GIVEN PROBLEM 1.
Answer these questions from the railway patent extract:
(a) What kind of machines is the '378 patent related to?
(b) In the summary embodiment, what is the first pinion gear rotatably coupled with?
(c) What may the controller module determine?
GIVEN PROBLEM 2.
Extend the railway patent extract, picking up after its final sentence.

PAGE EXTRACT.
While arguably effective for its specific purpose, the '378 patent is related to material handling machines, namely forklifts, and in no way to railway machines. Moreover, the electrical propulsion assemblies of railway machines are subjected to substantially greater torques than a material handling machine. For example, the weight of the electrically powered propulsion assembly of a railway machine alone meets the total weight of a forklift in many instances. Adding in the weight of the remaining railway machine and the cargo that it hauls, the torque on the electrically powered propulsion assembly of a railway machine is orders of magnitude greater than the torque experienced by a forklift. Accordingly, the system to monitor the drive train of a forklift would not withstand the environment to which electrically powered railway propulsion assemblies are exposed.

The present disclosure is directed to overcoming one or more problems set forth above and/or other problems associated with the prior art.

SUMMARY

In accordance with one embodiment of the present disclosure, a railway machine comprising a first electrical traction motor, a first wheel assembly, a first gear assembly and a controller module is disclosed. The first gear assembly may include a first pinion gear rotatably coupled with a drive shaft of the first electrical traction motor. The first gear assembly may further include a first driven gear that may be rotatably engaged with the first pinion gear and also operatively coupled to the first wheel assembly. The controller module may observe a plurality of railway machine operating conditions, execute program instructions while the railway machine is being operated and may determine whether the first pinion gear is decoupled from the drive shaft of the first electrical traction motor.

SUPPLIED DATA.
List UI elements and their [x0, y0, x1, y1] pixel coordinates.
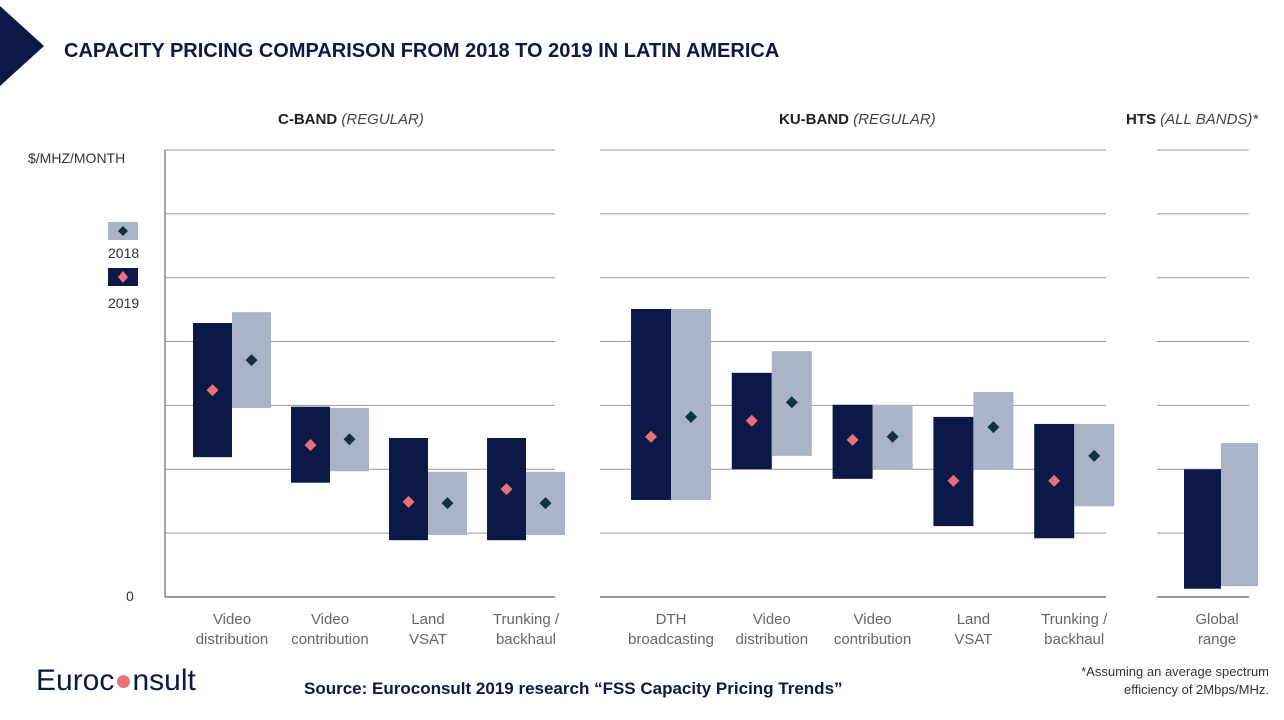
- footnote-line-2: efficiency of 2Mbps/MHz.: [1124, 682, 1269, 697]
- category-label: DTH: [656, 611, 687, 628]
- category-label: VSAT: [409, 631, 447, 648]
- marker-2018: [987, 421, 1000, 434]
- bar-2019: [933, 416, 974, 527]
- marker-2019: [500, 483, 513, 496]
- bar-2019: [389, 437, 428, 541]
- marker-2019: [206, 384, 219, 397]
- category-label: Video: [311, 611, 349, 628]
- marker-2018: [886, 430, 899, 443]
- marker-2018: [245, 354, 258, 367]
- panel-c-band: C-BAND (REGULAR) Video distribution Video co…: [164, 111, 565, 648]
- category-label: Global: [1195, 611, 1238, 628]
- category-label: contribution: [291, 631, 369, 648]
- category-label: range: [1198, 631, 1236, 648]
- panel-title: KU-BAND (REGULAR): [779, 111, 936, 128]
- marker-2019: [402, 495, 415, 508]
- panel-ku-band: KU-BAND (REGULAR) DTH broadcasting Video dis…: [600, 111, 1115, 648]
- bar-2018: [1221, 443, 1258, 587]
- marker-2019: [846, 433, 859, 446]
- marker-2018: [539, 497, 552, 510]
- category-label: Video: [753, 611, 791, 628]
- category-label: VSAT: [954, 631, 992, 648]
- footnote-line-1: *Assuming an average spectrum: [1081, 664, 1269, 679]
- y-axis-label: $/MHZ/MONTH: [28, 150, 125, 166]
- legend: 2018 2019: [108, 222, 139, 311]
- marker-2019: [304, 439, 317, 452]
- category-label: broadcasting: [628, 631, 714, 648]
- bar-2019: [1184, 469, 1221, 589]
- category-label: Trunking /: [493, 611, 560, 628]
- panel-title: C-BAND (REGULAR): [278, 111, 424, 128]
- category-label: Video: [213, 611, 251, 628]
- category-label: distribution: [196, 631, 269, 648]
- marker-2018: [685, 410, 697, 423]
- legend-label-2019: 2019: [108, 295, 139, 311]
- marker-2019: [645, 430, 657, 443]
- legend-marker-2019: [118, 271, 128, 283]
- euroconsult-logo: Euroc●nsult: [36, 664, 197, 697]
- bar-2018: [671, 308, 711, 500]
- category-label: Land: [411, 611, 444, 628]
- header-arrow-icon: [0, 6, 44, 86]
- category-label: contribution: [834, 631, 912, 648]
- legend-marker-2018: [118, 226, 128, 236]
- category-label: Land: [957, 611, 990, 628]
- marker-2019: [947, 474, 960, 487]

EXERCISE ANSWER 1.
(a) Material handling machines, namely forklifts.
(b) A drive shaft of the first electrical traction motor.
(c) Whether the first pinion gear is decoupled from the drive shaft of the first electrical traction motor.

EXERCISE ANSWER 2.
In accordance with another embodiment of the present disclosure, a method to identify a decoupled pinion gear of an electrically powered railway propulsion assembly is disclosed. In a first step, a first rotational value of a first pinion gear of a first electrical traction motor may be detected. Next, a first electrical load of the first electrical traction motor may be detected. Then, the first rotational value may be sent to a controller module that observes a plurality of electrically powered railway propulsion assembly operating parameters, that executes program instructions while the electrical railway propulsion system is being operated and that determines whether the first pinion gear is decoupled from the drive shaft of the first electrical traction motor. Next, the first electrical load may be sent to the controller module. Finally, a determination may be made whether the first pinion gear is decoupled from the first electrical traction motor.

In accordance with another embodiment of the present disclosure, a method of notifying a railway machine operator that a pinion gear of a railway machine's electrically powered railway propulsion assembly is decoupled from a traction motor of the electrically powered railway propulsion assembly is disclosed. In a first step, a first rotational value of a first pinion of a first electrical traction motor of the electrically powered propulsion assembly may be detected. Next, a first electrical load of the first electrical traction motor of the electrical railway propulsion system may be detected. Then, the first rotational value may be sent to a controller module that observers a plurality of electrically powered railway propulsion assembly operating parameters, that executes program instructions while the electrical railway propulsion system is begin operated and that determines whether the first pinion gear is decoupled from the drive shaft of the first electrical traction motor. Next, the first electrical load may be sent to the controller module. In a next step, a determination may be made whether the first pinion gear is decoupled from the first electrical traction motor. Finally, a signal may be sent to an alarm system for indicating that the first pinion gear is decoupled from the first electrical traction motor, if the if the controller module determines that first pinion gear is decoupled from the first electrical traction motor.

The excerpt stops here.